What this task involves:
Give the total number of lines with the word "manufacturing" in them, and no other words.

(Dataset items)
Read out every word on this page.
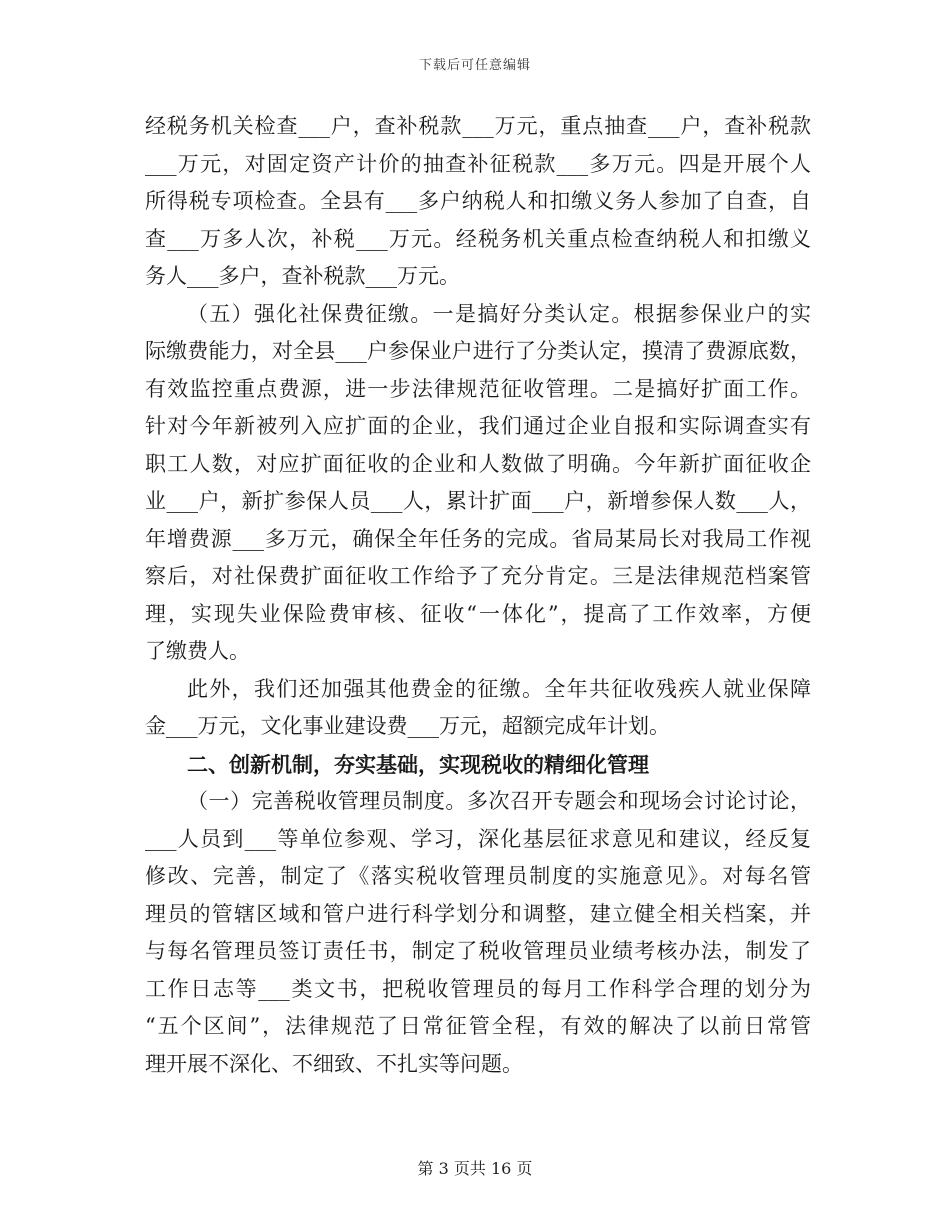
下载后可任意编辑
经税务机关检查___户，查补税款___万元，重点抽查___户，查补税款
___万元，对固定资产计价的抽查补征税款___多万元。四是开展个人
所得税专项检查。全县有___多户纳税人和扣缴义务人参加了自查，自
查___万多人次，补税___万元。经税务机关重点检查纳税人和扣缴义
务人___多户，查补税款___万元。
（五）强化社保费征缴。一是搞好分类认定。根据参保业户的实
际缴费能力，对全县___户参保业户进行了分类认定，摸清了费源底数，
有效监控重点费源，进一步法律规范征收管理。二是搞好扩面工作。
针对今年新被列入应扩面的企业，我们通过企业自报和实际调查实有
职工人数，对应扩面征收的企业和人数做了明确。今年新扩面征收企
业___户，新扩参保人员___人，累计扩面___户，新增参保人数___人，
年增费源___多万元，确保全年任务的完成。省局某局长对我局工作视
察后，对社保费扩面征收工作给予了充分肯定。三是法律规范档案管
理，实现失业保险费审核、征收“一体化”，提高了工作效率，方便
了缴费人。
此外，我们还加强其他费金的征缴。全年共征收残疾人就业保障
金___万元，文化事业建设费___万元，超额完成年计划。
二、创新机制，夯实基础，实现税收的精细化管理
（一）完善税收管理员制度。多次召开专题会和现场会讨论讨论，
___人员到___等单位参观、学习，深化基层征求意见和建议，经反复
修改、完善，制定了《落实税收管理员制度的实施意见》。对每名管
理员的管辖区域和管户进行科学划分和调整，建立健全相关档案，并
与每名管理员签订责任书，制定了税收管理员业绩考核办法，制发了
工作日志等___类文书，把税收管理员的每月工作科学合理的划分为
“五个区间”，法律规范了日常征管全程，有效的解决了以前日常管
理开展不深化、不细致、不扎实等问题。
第 3 页共 16 页
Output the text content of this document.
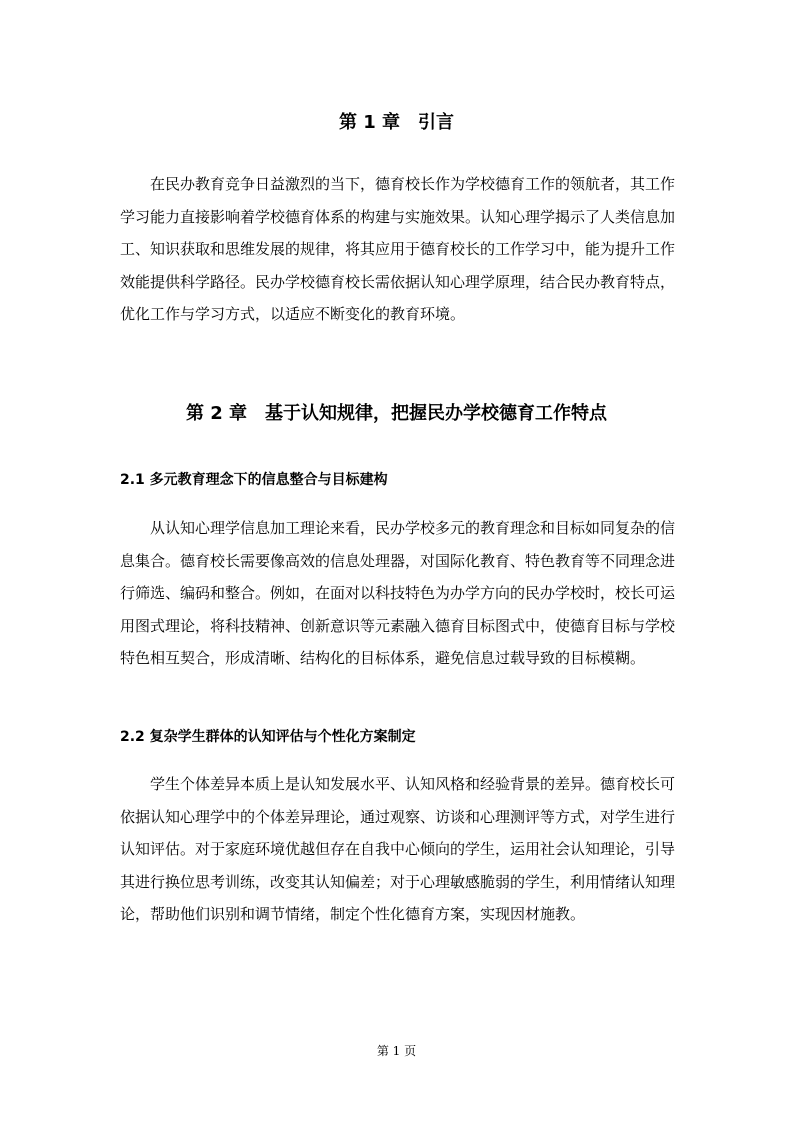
第 1 章　引言

在民办教育竞争日益激烈的当下，德育校长作为学校德育工作的领航者，其工作学习能力直接影响着学校德育体系的构建与实施效果。认知心理学揭示了人类信息加工、知识获取和思维发展的规律，将其应用于德育校长的工作学习中，能为提升工作效能提供科学路径。民办学校德育校长需依据认知心理学原理，结合民办教育特点，优化工作与学习方式，以适应不断变化的教育环境。

第 2 章　基于认知规律，把握民办学校德育工作特点
2.1 多元教育理念下的信息整合与目标建构

从认知心理学信息加工理论来看，民办学校多元的教育理念和目标如同复杂的信息集合。德育校长需要像高效的信息处理器，对国际化教育、特色教育等不同理念进行筛选、编码和整合。例如，在面对以科技特色为办学方向的民办学校时，校长可运用图式理论，将科技精神、创新意识等元素融入德育目标图式中，使德育目标与学校特色相互契合，形成清晰、结构化的目标体系，避免信息过载导致的目标模糊。

2.2 复杂学生群体的认知评估与个性化方案制定

学生个体差异本质上是认知发展水平、认知风格和经验背景的差异。德育校长可依据认知心理学中的个体差异理论，通过观察、访谈和心理测评等方式，对学生进行认知评估。对于家庭环境优越但存在自我中心倾向的学生，运用社会认知理论，引导其进行换位思考训练，改变其认知偏差；对于心理敏感脆弱的学生，利用情绪认知理论，帮助他们识别和调节情绪，制定个性化德育方案，实现因材施教。

第 1 页
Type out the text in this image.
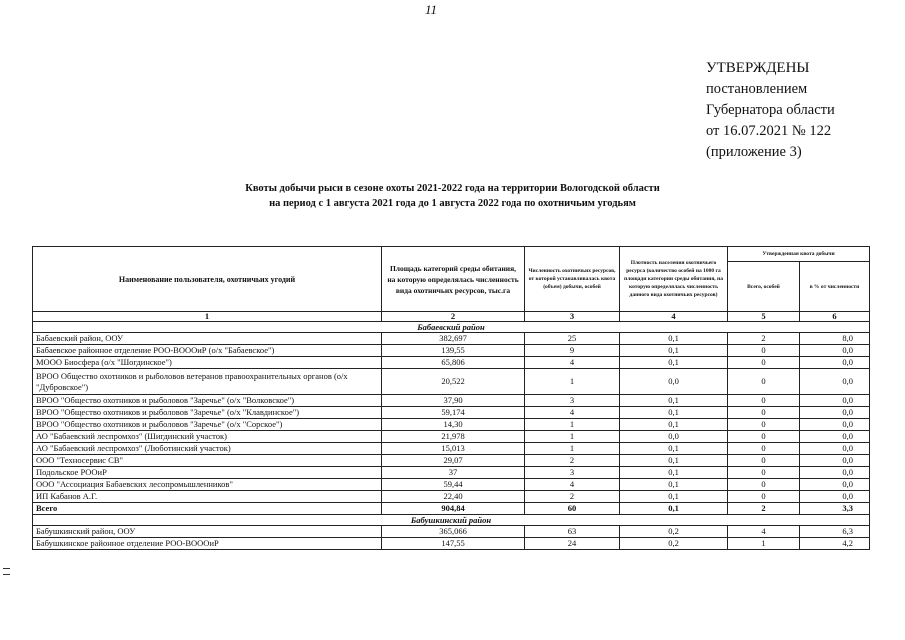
11
УТВЕРЖДЕНЫ
постановлением
Губернатора области
от 16.07.2021 № 122
(приложение 3)
Квоты добычи рыси в сезоне охоты 2021-2022 года на территории Вологодской области
на период с 1 августа 2021 года до 1 августа 2022 года по охотничьим угодьям
Наименование пользователя, охотничьих угодий	Площадь категорий среды обитания, на которую определялась численность вида охотничьих ресурсов, тыс.га	Численность охотничьих ресурсов, от которой устанавливалась квота (объем) добычи, особей	Плотность населения охотничьего ресурса (количество особей на 1000 га площади категории среды обитания, на которую определялась численность данного вида охотничьих ресурсов)	Утвержденная квота добычи	
				Всего, особей	в % от численности
1	2	3	4	5	6
Бабаевский район					
Бабаевский район, ООУ	382,697	25	0,1	2	8,0
Бабаевское районное отделение РОО-ВОООиР (о/х "Бабаевское")	139,55	9	0,1	0	0,0
МООО Биосфера (о/х "Шогдинское")	65,806	4	0,1	0	0,0
ВРОО Общество охотников и рыболовов ветеранов правоохранительных органов (о/х "Дубровское")	20,522	1	0,0	0	0,0
ВРОО "Общество охотников и рыболовов "Заречье" (о/х "Волковское")	37,90	3	0,1	0	0,0
ВРОО "Общество охотников и рыболовов "Заречье" (о/х "Клавдинское")	59,174	4	0,1	0	0,0
ВРОО "Общество охотников и рыболовов "Заречье" (о/х "Сорское")	14,30	1	0,1	0	0,0
АО "Бабаевский леспромхоз" (Шигдинский участок)	21,978	1	0,0	0	0,0
АО "Бабаевский леспромхоз" (Люботинский участок)	15,013	1	0,1	0	0,0
ООО "Техносервис СВ"	29,07	2	0,1	0	0,0
Подольское РООиР	37	3	0,1	0	0,0
ООО "Ассоциация Бабаевских лесопромышленников"	59,44	4	0,1	0	0,0
ИП Кабанов А.Г.	22,40	2	0,1	0	0,0
Всего	904,84	60	0,1	2	3,3
Бабушкинский район					
Бабушкинский район, ООУ	365,066	63	0,2	4	6,3
Бабушкинское районное отделение РОО-ВОООиР	147,55	24	0,2	1	4,2
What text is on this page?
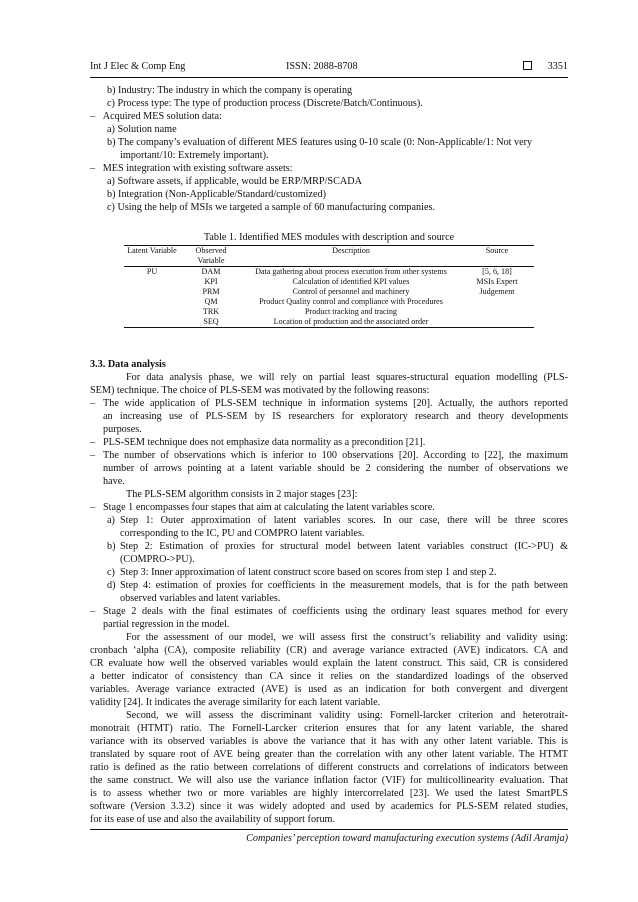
Int J Elec & Comp Eng	ISSN: 2088-8708	3351
b) Industry: The industry in which the company is operating
c) Process type: The type of production process (Discrete/Batch/Continuous).
– Acquired MES solution data:
a) Solution name
b) The company’s evaluation of different MES features using 0-10 scale (0: Non-Applicable/1: Not very
important/10: Extremely important).
– MES integration with existing software assets:
a) Software assets, if applicable, would be ERP/MRP/SCADA
b) Integration (Non-Applicable/Standard/customized)
c) Using the help of MSIs we targeted a sample of 60 manufacturing companies.
Table 1. Identified MES modules with description and source
Latent Variable	Observed Variable	Description	Source
PU	DAM	Data gathering about process execution from other systems	[5, 6, 18]
	KPI	Calculation of identified KPI values	MSIs Expert
	PRM	Control of personnel and machinery	Judgement
	QM	Product Quality control and compliance with Procedures	
	TRK	Product tracking and tracing	
	SEQ	Location of production and the associated order	
3.3. Data analysis
For data analysis phase, we will rely on partial least squares-structural equation modelling (PLS-
SEM) technique. The choice of PLS-SEM was motivated by the following reasons:
– The wide application of PLS-SEM technique in information systems [20]. Actually, the authors reported
an increasing use of PLS-SEM by IS researchers for exploratory research and theory developments
purposes.
– PLS-SEM technique does not emphasize data normality as a precondition [21].
– The number of observations which is inferior to 100 observations [20]. According to [22], the maximum
number of arrows pointing at a latent variable should be 2 considering the number of observations we
have.
The PLS-SEM algorithm consists in 2 major stages [23]:
– Stage 1 encompasses four stapes that aim at calculating the latent variables score.
a) Step 1: Outer approximation of latent variables scores. In our case, there will be three scores
corresponding to the IC, PU and COMPRO latent variables.
b) Step 2: Estimation of proxies for structural model between latent variables construct (IC->PU) &
(COMPRO->PU).
c) Step 3: Inner approximation of latent construct score based on scores from step 1 and step 2.
d) Step 4: estimation of proxies for coefficients in the measurement models, that is for the path between
observed variables and latent variables.
– Stage 2 deals with the final estimates of coefficients using the ordinary least squares method for every
partial regression in the model.
For the assessment of our model, we will assess first the construct’s reliability and validity using:
cronbach ‘alpha (CA), composite reliability (CR) and average variance extracted (AVE) indicators. CA and
CR evaluate how well the observed variables would explain the latent construct. This said, CR is considered
a better indicator of consistency than CA since it relies on the standardized loadings of the observed
variables. Average variance extracted (AVE) is used as an indication for both convergent and divergent
validity [24]. It indicates the average similarity for each latent variable.
Second, we will assess the discriminant validity using: Fornell-larcker criterion and heterotrait-
monotrait (HTMT) ratio. The Fornell-Larcker criterion ensures that for any latent variable, the shared
variance with its observed variables is above the variance that it has with any other latent variable. This is
translated by square root of AVE being greater than the correlation with any other latent variable. The HTMT
ratio is defined as the ratio between correlations of different constructs and correlations of indicators between
the same construct. We will also use the variance inflation factor (VIF) for multicollinearity evaluation. That
is to assess whether two or more variables are highly intercorrelated [23]. We used the latest SmartPLS
software (Version 3.3.2) since it was widely adopted and used by academics for PLS-SEM related studies,
for its ease of use and also the availability of support forum.
Companies’ perception toward manufacturing execution systems (Adil Aramja)
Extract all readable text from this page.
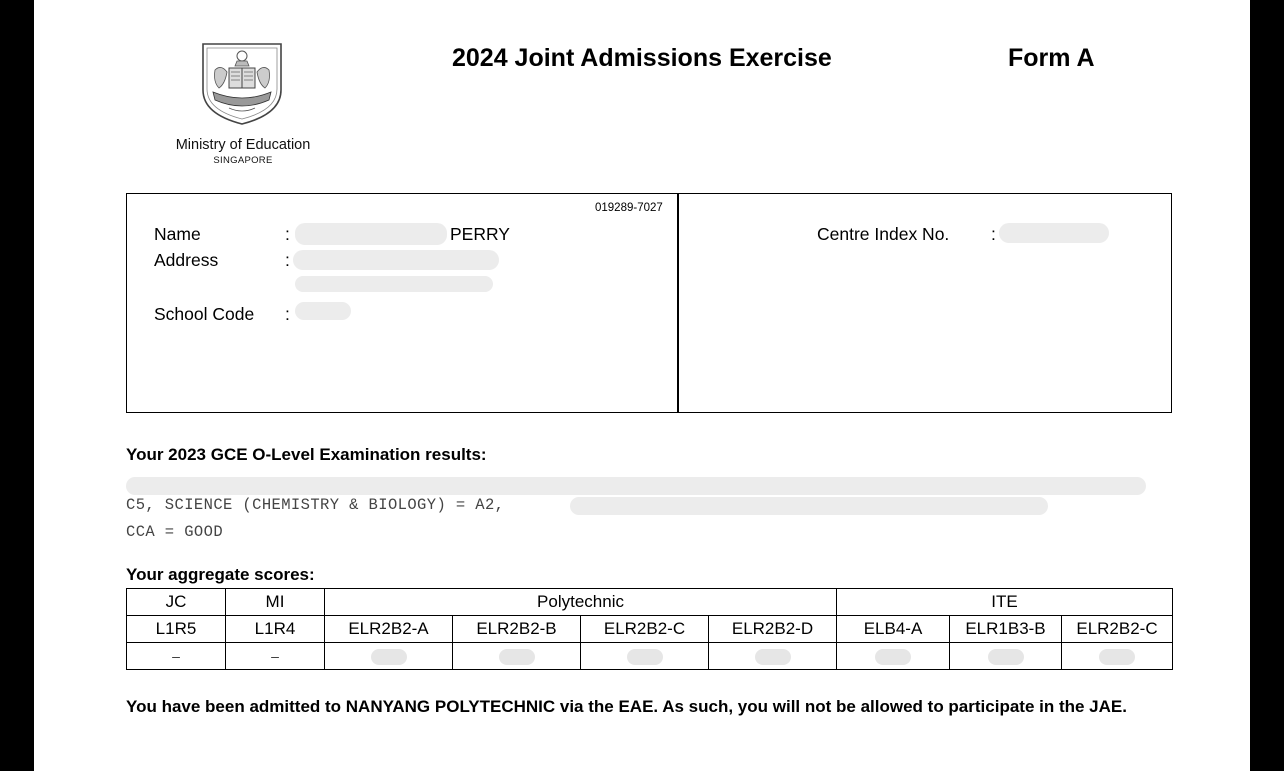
Ministry of Education
SINGAPORE
2024 Joint Admissions Exercise	Form A
019289-7027
Name	:	PERRY
Address	:
School Code :
Centre Index No. :
Your 2023 GCE O-Level Examination results:
C5, SCIENCE (CHEMISTRY & BIOLOGY) = A2,
CCA = GOOD
Your aggregate scores:
JC	MI	Polytechnic				ITE		
L1R5	L1R4	ELR2B2-A	ELR2B2-B	ELR2B2-C	ELR2B2-D	ELB4-A	ELR1B3-B	ELR2B2-C
–	–							
You have been admitted to NANYANG POLYTECHNIC via the EAE. As such, you will not be allowed to participate in the JAE.
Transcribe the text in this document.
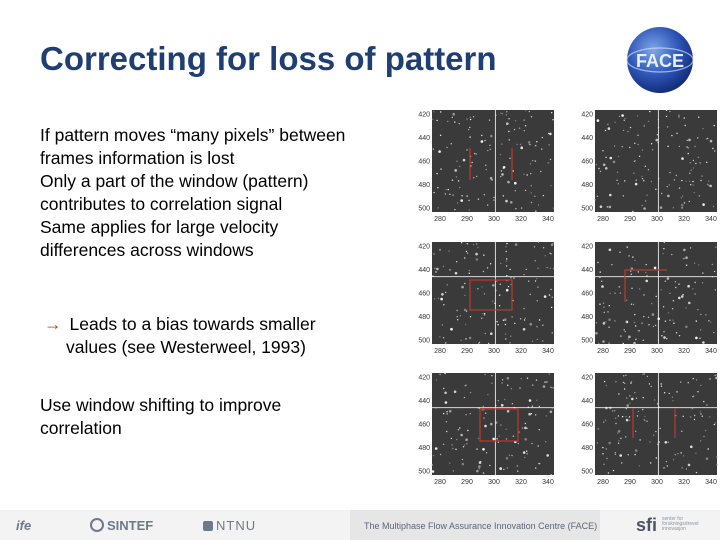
Correcting for loss of pattern	FACE
If pattern moves “many pixels” between
frames information is lost
Only a part of the window (pattern)
contributes to correlation signal
Same applies for large velocity
differences across windows
→ Leads to a bias towards smaller
values (see Westerweel, 1993)
Use window shifting to improve
correlation
420
440
460
480
500
280 290 300 320 340
420
440
460
480
500
280 290 300 320 340
420
440
460
480
500
280 290 300 320 340
420
440
460
480
500
280 290 300 320 340
420
440
460
480
500
280 290 300 320 340
420
440
460
480
500
280 290 300 320 340
ife	SINTEF	NTNU	The Multiphase Flow Assurance Innovation Centre (FACE) sfi senter for forskningsdrevet innovasjon
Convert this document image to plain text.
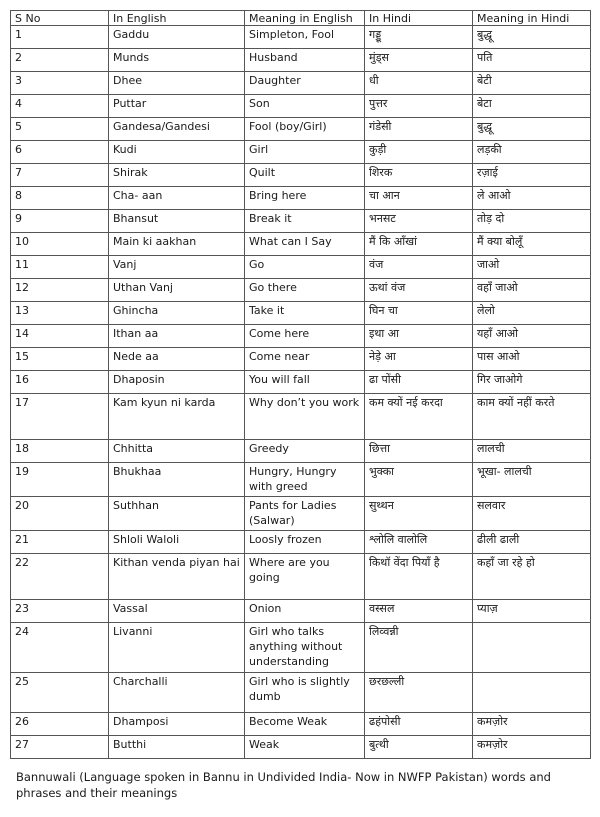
S No	In English	Meaning in English	In Hindi	Meaning in Hindi
1	Gaddu	Simpleton, Fool	गड्डू	बुद्धू
2	Munds	Husband	मुंड्स	पति
3	Dhee	Daughter	धी	बेटी
4	Puttar	Son	पुत्तर	बेटा
5	Gandesa/Gandesi	Fool (boy/Girl)	गंडेसी	बुद्धू
6	Kudi	Girl	कुड़ी	लड़की
7	Shirak	Quilt	शिरक	रज़ाई
8	Cha- aan	Bring here	चा आन	ले आओ
9	Bhansut	Break it	भनसट	तोड़ दो
10	Main ki aakhan	What can I Say	मैं कि आँखां	मैं क्या बोलूँ
11	Vanj	Go	वंज	जाओ
12	Uthan Vanj	Go there	ऊथां वंज	वहाँ जाओ
13	Ghincha	Take it	घिन चा	लेलो
14	Ithan aa	Come here	इथा आ	यहाँ आओ
15	Nede aa	Come near	नेड़े आ	पास आओ
16	Dhaposin	You will fall	ढा पोंसी	गिर जाओगे
17	Kam kyun ni karda	Why don’t you work	कम क्यों नई करदा	काम क्यों नहीं करते
18	Chhitta	Greedy	छित्ता	लालची
19	Bhukhaa	Hungry, Hungry with greed	भुक्का	भूखा- लालची
20	Suthhan	Pants for Ladies (Salwar)	सुथ्थन	सलवार
21	Shloli Waloli	Loosly frozen	श्लोलि वालोलि	ढीली ढाली
22	Kithan venda piyan hai	Where are you going	किथॉ वेंदा पियाँ है	कहाँ जा रहे हो
23	Vassal	Onion	वस्सल	प्याज़
24	Livanni	Girl who talks anything without understanding	लिव्वन्नी	
25	Charchalli	Girl who is slightly dumb	छरछल्ली	
26	Dhamposi	Become Weak	ढहंपोसी	कमज़ोर
27	Butthi	Weak	बुत्थी	कमज़ोर
Bannuwali (Language spoken in Bannu in Undivided India- Now in NWFP Pakistan) words and phrases and their meanings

Written answer:
2